(Task requirements)
Identify the lines holding "OKEX" and copy them.

(Extracted entries)
((

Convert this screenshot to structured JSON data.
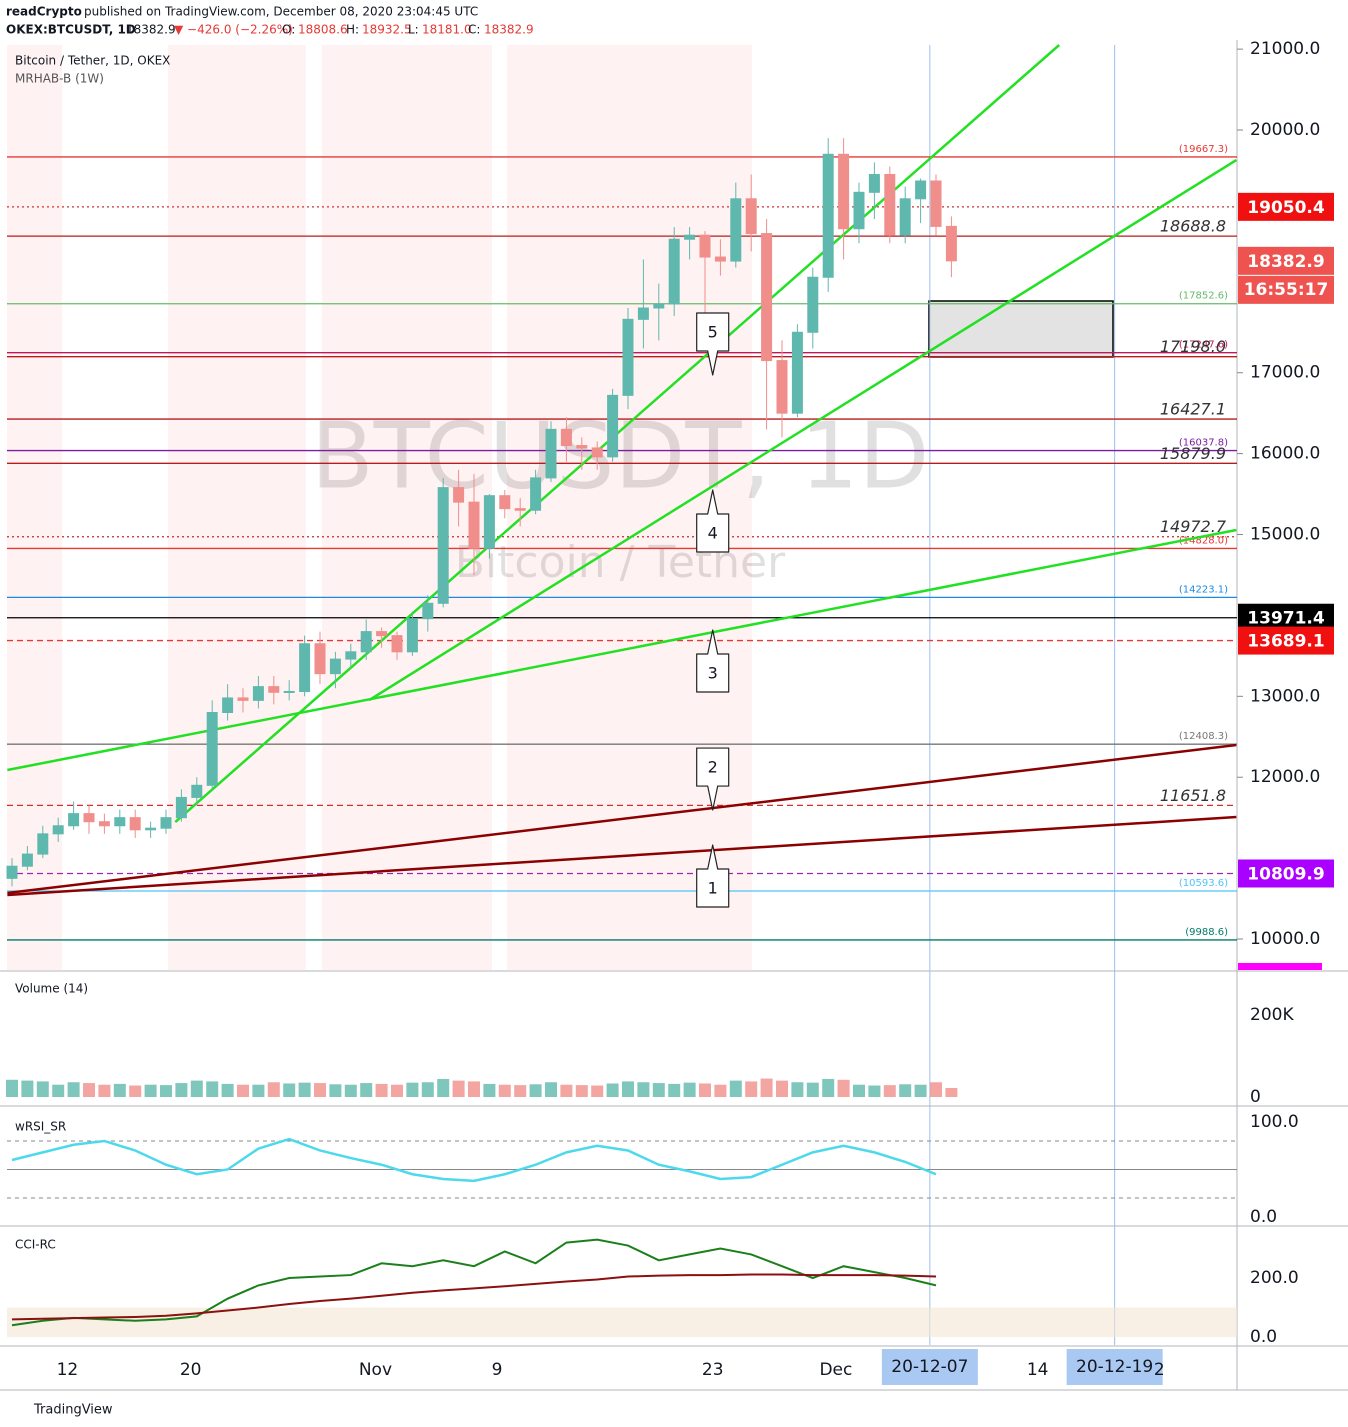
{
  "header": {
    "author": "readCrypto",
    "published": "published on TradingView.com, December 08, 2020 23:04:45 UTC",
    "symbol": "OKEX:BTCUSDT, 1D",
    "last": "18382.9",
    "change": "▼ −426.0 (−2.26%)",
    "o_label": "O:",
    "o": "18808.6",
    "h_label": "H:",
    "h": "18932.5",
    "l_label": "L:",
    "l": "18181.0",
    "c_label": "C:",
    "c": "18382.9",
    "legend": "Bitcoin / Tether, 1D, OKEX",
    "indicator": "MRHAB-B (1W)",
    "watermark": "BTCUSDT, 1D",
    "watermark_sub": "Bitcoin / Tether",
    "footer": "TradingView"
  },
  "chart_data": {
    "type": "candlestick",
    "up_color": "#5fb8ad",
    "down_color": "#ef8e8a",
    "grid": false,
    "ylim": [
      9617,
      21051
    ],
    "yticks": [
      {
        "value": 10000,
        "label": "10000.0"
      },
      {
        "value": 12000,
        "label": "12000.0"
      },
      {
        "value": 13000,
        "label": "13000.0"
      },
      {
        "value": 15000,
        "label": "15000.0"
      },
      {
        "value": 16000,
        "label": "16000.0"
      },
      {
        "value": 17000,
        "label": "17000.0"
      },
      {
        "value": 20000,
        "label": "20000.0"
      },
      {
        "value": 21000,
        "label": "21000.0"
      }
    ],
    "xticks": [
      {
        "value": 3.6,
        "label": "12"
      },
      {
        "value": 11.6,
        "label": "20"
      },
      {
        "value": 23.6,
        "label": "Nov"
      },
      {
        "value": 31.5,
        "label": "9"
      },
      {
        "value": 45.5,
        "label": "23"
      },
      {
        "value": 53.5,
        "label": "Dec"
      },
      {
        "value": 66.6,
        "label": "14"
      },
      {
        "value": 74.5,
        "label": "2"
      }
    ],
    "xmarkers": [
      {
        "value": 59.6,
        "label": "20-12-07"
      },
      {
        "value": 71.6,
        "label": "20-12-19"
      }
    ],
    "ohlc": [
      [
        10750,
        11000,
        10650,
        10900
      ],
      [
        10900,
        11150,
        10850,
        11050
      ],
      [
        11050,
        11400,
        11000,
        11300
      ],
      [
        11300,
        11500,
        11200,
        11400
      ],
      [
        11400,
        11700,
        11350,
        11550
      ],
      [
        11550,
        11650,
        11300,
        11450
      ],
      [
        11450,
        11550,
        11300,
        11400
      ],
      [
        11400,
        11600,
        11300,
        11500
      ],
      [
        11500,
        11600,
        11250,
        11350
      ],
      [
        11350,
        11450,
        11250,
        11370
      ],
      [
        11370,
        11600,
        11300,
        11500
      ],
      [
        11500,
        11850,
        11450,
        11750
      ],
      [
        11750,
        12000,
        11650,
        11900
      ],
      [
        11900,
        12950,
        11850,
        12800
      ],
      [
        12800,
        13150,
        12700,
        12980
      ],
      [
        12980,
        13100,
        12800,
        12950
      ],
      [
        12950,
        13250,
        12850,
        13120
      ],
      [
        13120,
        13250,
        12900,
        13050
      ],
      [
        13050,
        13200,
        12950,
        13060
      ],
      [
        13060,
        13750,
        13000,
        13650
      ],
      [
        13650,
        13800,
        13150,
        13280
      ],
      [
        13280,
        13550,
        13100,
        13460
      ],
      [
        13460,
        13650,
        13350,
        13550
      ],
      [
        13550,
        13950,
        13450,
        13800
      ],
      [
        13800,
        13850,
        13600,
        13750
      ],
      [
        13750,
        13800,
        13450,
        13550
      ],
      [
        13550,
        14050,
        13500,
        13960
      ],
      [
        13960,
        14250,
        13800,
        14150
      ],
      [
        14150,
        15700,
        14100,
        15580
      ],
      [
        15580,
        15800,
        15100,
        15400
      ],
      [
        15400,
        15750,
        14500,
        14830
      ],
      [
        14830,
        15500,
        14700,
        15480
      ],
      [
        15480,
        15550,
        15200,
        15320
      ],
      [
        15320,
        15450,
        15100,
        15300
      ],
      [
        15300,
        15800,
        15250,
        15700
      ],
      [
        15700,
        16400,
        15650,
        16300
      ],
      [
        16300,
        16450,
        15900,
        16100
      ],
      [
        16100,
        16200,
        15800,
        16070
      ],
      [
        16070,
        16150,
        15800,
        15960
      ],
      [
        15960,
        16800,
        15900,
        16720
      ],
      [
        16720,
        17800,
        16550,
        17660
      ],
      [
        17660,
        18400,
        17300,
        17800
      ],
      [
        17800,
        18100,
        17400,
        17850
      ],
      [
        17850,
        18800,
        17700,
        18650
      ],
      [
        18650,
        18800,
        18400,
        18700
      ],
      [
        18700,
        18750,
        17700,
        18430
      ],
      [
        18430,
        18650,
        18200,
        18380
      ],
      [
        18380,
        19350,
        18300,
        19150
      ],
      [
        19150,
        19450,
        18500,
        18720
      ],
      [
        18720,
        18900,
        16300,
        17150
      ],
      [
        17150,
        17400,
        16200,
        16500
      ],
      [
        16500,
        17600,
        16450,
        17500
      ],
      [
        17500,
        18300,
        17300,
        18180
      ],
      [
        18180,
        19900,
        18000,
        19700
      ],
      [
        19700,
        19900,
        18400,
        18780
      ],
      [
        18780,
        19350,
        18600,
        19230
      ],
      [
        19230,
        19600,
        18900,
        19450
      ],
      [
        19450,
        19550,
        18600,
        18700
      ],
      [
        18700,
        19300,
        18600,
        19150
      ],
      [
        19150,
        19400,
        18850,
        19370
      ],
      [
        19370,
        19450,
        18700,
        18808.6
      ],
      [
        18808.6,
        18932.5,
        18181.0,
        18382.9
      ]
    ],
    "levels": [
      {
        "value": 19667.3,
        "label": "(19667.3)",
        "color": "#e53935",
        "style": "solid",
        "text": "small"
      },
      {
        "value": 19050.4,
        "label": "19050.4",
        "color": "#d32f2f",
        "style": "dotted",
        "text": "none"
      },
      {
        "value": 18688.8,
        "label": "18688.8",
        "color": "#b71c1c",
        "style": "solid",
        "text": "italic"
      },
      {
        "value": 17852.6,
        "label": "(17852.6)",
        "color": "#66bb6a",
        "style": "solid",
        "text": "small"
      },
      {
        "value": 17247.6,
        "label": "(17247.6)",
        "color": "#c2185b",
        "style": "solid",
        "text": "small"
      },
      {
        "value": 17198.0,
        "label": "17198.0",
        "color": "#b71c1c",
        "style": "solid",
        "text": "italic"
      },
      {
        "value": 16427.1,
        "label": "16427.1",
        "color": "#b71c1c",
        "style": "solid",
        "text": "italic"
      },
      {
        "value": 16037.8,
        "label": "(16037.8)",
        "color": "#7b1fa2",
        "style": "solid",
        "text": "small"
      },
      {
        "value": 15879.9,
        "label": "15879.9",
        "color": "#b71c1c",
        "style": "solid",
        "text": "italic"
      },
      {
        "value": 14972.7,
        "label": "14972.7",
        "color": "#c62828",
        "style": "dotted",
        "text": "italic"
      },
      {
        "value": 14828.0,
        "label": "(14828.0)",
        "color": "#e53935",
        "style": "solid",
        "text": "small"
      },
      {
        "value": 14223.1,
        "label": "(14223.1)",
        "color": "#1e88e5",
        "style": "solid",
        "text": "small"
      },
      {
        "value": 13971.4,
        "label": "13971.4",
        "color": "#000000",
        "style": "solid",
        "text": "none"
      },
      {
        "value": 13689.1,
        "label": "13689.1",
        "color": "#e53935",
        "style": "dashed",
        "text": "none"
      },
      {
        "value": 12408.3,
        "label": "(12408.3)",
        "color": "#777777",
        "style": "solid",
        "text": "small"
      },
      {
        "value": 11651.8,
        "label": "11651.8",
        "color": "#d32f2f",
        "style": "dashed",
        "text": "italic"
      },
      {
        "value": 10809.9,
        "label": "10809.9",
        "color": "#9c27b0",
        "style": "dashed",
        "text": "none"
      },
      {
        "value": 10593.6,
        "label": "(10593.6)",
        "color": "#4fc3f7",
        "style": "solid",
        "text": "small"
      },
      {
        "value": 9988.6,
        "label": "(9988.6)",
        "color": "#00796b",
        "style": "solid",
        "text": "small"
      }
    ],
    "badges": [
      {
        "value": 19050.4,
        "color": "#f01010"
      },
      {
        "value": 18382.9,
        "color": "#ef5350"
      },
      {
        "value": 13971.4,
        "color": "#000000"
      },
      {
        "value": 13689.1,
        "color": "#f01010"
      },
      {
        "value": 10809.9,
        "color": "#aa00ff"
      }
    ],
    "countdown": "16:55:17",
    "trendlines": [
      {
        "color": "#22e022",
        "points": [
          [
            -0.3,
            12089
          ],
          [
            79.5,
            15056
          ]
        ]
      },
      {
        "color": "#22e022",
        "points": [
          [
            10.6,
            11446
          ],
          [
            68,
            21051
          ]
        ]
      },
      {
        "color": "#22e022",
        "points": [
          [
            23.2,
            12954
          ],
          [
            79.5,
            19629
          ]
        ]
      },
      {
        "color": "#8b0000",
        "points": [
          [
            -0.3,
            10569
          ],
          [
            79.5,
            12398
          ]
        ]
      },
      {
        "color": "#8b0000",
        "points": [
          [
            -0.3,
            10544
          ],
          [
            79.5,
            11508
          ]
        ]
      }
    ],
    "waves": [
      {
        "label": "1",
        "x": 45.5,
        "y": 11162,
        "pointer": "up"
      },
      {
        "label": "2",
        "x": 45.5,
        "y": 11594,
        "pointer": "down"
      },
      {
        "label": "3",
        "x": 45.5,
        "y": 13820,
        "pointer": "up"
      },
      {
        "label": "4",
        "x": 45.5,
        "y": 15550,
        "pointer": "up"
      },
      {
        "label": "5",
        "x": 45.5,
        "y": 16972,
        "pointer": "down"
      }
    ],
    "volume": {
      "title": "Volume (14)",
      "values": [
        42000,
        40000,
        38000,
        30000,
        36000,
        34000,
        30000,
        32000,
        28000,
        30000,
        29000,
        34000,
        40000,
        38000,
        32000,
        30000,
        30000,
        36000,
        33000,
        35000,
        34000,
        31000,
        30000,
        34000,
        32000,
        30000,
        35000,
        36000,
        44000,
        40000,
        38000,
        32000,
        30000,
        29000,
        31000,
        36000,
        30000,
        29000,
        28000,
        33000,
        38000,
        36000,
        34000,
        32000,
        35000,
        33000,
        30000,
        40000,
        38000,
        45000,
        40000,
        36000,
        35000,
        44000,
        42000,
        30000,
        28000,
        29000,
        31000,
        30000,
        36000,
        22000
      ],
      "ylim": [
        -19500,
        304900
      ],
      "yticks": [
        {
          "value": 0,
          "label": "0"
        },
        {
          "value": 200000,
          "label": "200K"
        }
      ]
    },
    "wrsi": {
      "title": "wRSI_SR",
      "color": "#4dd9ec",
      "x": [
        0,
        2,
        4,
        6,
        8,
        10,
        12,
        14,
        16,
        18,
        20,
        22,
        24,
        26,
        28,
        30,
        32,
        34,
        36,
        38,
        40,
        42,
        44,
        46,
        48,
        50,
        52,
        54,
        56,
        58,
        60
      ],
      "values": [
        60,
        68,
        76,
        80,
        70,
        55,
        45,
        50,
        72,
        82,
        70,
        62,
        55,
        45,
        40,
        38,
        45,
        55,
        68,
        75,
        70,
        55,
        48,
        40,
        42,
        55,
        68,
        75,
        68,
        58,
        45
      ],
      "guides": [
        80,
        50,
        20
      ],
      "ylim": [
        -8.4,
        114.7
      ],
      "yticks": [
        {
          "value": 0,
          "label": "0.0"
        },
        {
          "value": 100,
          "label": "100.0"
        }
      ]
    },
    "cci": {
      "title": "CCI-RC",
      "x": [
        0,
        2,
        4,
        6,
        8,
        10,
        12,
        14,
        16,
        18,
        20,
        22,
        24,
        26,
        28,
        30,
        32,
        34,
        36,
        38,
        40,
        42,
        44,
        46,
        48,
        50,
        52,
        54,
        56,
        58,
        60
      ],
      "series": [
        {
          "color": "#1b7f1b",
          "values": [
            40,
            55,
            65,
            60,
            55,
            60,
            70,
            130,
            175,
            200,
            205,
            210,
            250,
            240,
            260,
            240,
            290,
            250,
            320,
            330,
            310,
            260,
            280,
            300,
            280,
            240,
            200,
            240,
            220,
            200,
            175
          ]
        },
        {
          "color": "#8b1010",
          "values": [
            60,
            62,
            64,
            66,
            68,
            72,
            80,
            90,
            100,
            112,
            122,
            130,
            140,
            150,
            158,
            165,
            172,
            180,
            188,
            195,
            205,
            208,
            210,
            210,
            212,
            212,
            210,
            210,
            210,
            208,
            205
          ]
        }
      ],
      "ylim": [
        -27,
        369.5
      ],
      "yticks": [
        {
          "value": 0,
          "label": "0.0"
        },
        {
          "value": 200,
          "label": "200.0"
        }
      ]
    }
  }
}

))

(Result below)
    "symbol": "OKEX:BTCUSDT, 1D",
    "legend": "Bitcoin / Tether, 1D, OKEX",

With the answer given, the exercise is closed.